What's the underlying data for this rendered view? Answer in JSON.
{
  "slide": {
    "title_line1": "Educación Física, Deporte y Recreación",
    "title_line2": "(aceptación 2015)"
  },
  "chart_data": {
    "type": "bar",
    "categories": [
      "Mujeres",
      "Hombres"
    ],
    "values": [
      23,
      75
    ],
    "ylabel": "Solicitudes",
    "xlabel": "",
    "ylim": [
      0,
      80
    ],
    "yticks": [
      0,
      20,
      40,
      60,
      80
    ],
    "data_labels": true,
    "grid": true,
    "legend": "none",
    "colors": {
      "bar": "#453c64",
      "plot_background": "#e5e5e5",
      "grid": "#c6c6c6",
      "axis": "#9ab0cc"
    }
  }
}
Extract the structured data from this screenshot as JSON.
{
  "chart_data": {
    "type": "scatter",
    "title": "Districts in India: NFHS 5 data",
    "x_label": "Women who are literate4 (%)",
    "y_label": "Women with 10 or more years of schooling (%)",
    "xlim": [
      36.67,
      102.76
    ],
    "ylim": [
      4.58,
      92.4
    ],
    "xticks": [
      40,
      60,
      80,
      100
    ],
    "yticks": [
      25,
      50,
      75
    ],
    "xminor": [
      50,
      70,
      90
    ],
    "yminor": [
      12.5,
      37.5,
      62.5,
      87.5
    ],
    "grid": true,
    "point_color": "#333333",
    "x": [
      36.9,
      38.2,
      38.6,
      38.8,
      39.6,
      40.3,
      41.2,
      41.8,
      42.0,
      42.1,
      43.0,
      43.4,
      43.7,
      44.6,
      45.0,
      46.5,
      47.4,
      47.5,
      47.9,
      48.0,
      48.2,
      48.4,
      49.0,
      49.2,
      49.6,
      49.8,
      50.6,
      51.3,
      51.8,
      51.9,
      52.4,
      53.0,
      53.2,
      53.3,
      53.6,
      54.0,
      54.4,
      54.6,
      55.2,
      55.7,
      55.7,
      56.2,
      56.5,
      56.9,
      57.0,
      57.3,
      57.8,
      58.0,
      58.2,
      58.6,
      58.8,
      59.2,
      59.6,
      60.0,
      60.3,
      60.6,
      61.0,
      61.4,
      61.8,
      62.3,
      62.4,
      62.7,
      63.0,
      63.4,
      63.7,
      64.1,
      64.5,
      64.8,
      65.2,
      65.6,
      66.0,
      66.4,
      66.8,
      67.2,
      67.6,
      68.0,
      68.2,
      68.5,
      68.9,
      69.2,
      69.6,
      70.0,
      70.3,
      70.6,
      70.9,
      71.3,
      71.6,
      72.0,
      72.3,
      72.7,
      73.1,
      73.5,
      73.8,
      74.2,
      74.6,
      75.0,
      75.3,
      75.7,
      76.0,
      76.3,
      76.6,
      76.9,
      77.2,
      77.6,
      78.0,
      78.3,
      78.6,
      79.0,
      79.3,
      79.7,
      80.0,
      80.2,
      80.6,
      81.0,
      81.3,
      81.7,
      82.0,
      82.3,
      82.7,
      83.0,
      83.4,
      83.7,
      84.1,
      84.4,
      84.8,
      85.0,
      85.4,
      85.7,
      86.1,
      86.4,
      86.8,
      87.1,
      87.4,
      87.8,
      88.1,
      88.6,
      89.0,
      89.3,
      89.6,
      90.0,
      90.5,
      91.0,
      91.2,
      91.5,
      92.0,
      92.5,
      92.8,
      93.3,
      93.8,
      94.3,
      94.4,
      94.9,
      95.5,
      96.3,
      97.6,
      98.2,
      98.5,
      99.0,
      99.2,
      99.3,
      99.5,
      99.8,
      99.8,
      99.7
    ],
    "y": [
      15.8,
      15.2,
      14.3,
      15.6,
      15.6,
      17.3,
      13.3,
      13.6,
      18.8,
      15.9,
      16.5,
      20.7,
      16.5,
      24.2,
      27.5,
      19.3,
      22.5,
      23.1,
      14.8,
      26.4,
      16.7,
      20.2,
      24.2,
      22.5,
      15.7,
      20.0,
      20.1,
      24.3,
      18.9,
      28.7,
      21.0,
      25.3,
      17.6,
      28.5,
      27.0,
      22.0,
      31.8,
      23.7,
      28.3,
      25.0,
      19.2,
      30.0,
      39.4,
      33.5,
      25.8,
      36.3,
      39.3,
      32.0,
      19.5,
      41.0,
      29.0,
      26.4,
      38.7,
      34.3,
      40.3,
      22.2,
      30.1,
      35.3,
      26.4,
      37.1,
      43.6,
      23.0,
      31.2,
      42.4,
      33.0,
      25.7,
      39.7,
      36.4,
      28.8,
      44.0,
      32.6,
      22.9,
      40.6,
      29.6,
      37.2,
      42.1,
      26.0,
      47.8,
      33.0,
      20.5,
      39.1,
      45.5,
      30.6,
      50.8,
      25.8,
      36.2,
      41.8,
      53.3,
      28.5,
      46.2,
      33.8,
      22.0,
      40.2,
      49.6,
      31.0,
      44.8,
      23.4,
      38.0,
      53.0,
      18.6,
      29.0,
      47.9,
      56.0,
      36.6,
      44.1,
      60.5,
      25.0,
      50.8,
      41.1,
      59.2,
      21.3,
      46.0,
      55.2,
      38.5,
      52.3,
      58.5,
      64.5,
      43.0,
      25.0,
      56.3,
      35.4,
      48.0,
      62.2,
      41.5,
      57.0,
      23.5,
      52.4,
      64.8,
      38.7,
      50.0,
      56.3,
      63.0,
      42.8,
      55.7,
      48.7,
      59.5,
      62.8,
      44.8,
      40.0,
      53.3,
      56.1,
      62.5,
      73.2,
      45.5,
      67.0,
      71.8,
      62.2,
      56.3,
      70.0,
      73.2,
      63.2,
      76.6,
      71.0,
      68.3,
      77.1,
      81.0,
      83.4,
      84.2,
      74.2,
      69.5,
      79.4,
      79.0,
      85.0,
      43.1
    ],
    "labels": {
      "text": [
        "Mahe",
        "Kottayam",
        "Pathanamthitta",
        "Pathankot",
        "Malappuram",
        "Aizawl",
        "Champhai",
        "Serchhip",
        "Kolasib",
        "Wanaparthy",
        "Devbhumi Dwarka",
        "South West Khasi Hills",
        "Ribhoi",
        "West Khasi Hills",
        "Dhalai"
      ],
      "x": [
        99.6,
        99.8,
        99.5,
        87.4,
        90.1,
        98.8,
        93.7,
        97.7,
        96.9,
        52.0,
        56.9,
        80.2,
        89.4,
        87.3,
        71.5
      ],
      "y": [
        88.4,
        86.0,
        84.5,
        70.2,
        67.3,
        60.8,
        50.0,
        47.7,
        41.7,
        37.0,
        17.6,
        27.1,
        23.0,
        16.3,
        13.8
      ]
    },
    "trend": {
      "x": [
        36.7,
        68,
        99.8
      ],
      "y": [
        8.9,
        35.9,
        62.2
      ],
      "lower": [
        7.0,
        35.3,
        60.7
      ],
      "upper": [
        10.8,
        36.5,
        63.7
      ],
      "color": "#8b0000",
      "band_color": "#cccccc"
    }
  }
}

[Aim of the task] All of the entries above must be quoted exactly.

[Answer]
What's the underlying data for this rendered view? Answer in JSON.
{
  "slide": {
    "title_line1": "Educación Física, Deporte y Recreación",
    "title_line2": "(aceptación 2015)"
  },
  "chart_data": {
    "type": "bar",
    "categories": [
      "Mujeres",
      "Hombres"
    ],
    "values": [
      23,
      75
    ],
    "ylabel": "Solicitudes",
    "xlabel": "",
    "ylim": [
      0,
      80
    ],
    "yticks": [
      0,
      20,
      40,
      60,
      80
    ],
    "data_labels": true,
    "grid": true,
    "legend": "none",
    "colors": {
      "bar": "#453c64",
      "plot_background": "#e5e5e5",
      "grid": "#c6c6c6",
      "axis": "#9ab0cc"
    }
  }
}
Extract the structured data from this screenshot as JSON.
{
  "chart_data": {
    "type": "scatter",
    "title": "Districts in India: NFHS 5 data",
    "x_label": "Women who are literate4 (%)",
    "y_label": "Women with 10 or more years of schooling (%)",
    "xlim": [
      36.67,
      102.76
    ],
    "ylim": [
      4.58,
      92.4
    ],
    "xticks": [
      40,
      60,
      80,
      100
    ],
    "yticks": [
      25,
      50,
      75
    ],
    "xminor": [
      50,
      70,
      90
    ],
    "yminor": [
      12.5,
      37.5,
      62.5,
      87.5
    ],
    "grid": true,
    "point_color": "#333333",
    "x": [
      36.9,
      38.2,
      38.6,
      38.8,
      39.6,
      40.3,
      41.2,
      41.8,
      42.0,
      42.1,
      43.0,
      43.4,
      43.7,
      44.6,
      45.0,
      46.5,
      47.4,
      47.5,
      47.9,
      48.0,
      48.2,
      48.4,
      49.0,
      49.2,
      49.6,
      49.8,
      50.6,
      51.3,
      51.8,
      51.9,
      52.4,
      53.0,
      53.2,
      53.3,
      53.6,
      54.0,
      54.4,
      54.6,
      55.2,
      55.7,
      55.7,
      56.2,
      56.5,
      56.9,
      57.0,
      57.3,
      57.8,
      58.0,
      58.2,
      58.6,
      58.8,
      59.2,
      59.6,
      60.0,
      60.3,
      60.6,
      61.0,
      61.4,
      61.8,
      62.3,
      62.4,
      62.7,
      63.0,
      63.4,
      63.7,
      64.1,
      64.5,
      64.8,
      65.2,
      65.6,
      66.0,
      66.4,
      66.8,
      67.2,
      67.6,
      68.0,
      68.2,
      68.5,
      68.9,
      69.2,
      69.6,
      70.0,
      70.3,
      70.6,
      70.9,
      71.3,
      71.6,
      72.0,
      72.3,
      72.7,
      73.1,
      73.5,
      73.8,
      74.2,
      74.6,
      75.0,
      75.3,
      75.7,
      76.0,
      76.3,
      76.6,
      76.9,
      77.2,
      77.6,
      78.0,
      78.3,
      78.6,
      79.0,
      79.3,
      79.7,
      80.0,
      80.2,
      80.6,
      81.0,
      81.3,
      81.7,
      82.0,
      82.3,
      82.7,
      83.0,
      83.4,
      83.7,
      84.1,
      84.4,
      84.8,
      85.0,
      85.4,
      85.7,
      86.1,
      86.4,
      86.8,
      87.1,
      87.4,
      87.8,
      88.1,
      88.6,
      89.0,
      89.3,
      89.6,
      90.0,
      90.5,
      91.0,
      91.2,
      91.5,
      92.0,
      92.5,
      92.8,
      93.3,
      93.8,
      94.3,
      94.4,
      94.9,
      95.5,
      96.3,
      97.6,
      98.2,
      98.5,
      99.0,
      99.2,
      99.3,
      99.5,
      99.8,
      99.8,
      99.7
    ],
    "y": [
      15.8,
      15.2,
      14.3,
      15.6,
      15.6,
      17.3,
      13.3,
      13.6,
      18.8,
      15.9,
      16.5,
      20.7,
      16.5,
      24.2,
      27.5,
      19.3,
      22.5,
      23.1,
      14.8,
      26.4,
      16.7,
      20.2,
      24.2,
      22.5,
      15.7,
      20.0,
      20.1,
      24.3,
      18.9,
      28.7,
      21.0,
      25.3,
      17.6,
      28.5,
      27.0,
      22.0,
      31.8,
      23.7,
      28.3,
      25.0,
      19.2,
      30.0,
      39.4,
      33.5,
      25.8,
      36.3,
      39.3,
      32.0,
      19.5,
      41.0,
      29.0,
      26.4,
      38.7,
      34.3,
      40.3,
      22.2,
      30.1,
      35.3,
      26.4,
      37.1,
      43.6,
      23.0,
      31.2,
      42.4,
      33.0,
      25.7,
      39.7,
      36.4,
      28.8,
      44.0,
      32.6,
      22.9,
      40.6,
      29.6,
      37.2,
      42.1,
      26.0,
      47.8,
      33.0,
      20.5,
      39.1,
      45.5,
      30.6,
      50.8,
      25.8,
      36.2,
      41.8,
      53.3,
      28.5,
      46.2,
      33.8,
      22.0,
      40.2,
      49.6,
      31.0,
      44.8,
      23.4,
      38.0,
      53.0,
      18.6,
      29.0,
      47.9,
      56.0,
      36.6,
      44.1,
      60.5,
      25.0,
      50.8,
      41.1,
      59.2,
      21.3,
      46.0,
      55.2,
      38.5,
      52.3,
      58.5,
      64.5,
      43.0,
      25.0,
      56.3,
      35.4,
      48.0,
      62.2,
      41.5,
      57.0,
      23.5,
      52.4,
      64.8,
      38.7,
      50.0,
      56.3,
      63.0,
      42.8,
      55.7,
      48.7,
      59.5,
      62.8,
      44.8,
      40.0,
      53.3,
      56.1,
      62.5,
      73.2,
      45.5,
      67.0,
      71.8,
      62.2,
      56.3,
      70.0,
      73.2,
      63.2,
      76.6,
      71.0,
      68.3,
      77.1,
      81.0,
      83.4,
      84.2,
      74.2,
      69.5,
      79.4,
      79.0,
      85.0,
      43.1
    ],
    "labels": {
      "text": [
        "Mahe",
        "Kottayam",
        "Pathanamthitta",
        "Pathankot",
        "Malappuram",
        "Aizawl",
        "Champhai",
        "Serchhip",
        "Kolasib",
        "Wanaparthy",
        "Devbhumi Dwarka",
        "South West Khasi Hills",
        "Ribhoi",
        "West Khasi Hills",
        "Dhalai"
      ],
      "x": [
        99.6,
        99.8,
        99.5,
        87.4,
        90.1,
        98.8,
        93.7,
        97.7,
        96.9,
        52.0,
        56.9,
        80.2,
        89.4,
        87.3,
        71.5
      ],
      "y": [
        88.4,
        86.0,
        84.5,
        70.2,
        67.3,
        60.8,
        50.0,
        47.7,
        41.7,
        37.0,
        17.6,
        27.1,
        23.0,
        16.3,
        13.8
      ]
    },
    "trend": {
      "x": [
        36.7,
        68,
        99.8
      ],
      "y": [
        8.9,
        35.9,
        62.2
      ],
      "lower": [
        7.0,
        35.3,
        60.7
      ],
      "upper": [
        10.8,
        36.5,
        63.7
      ],
      "color": "#8b0000",
      "band_color": "#cccccc"
    }
  }
}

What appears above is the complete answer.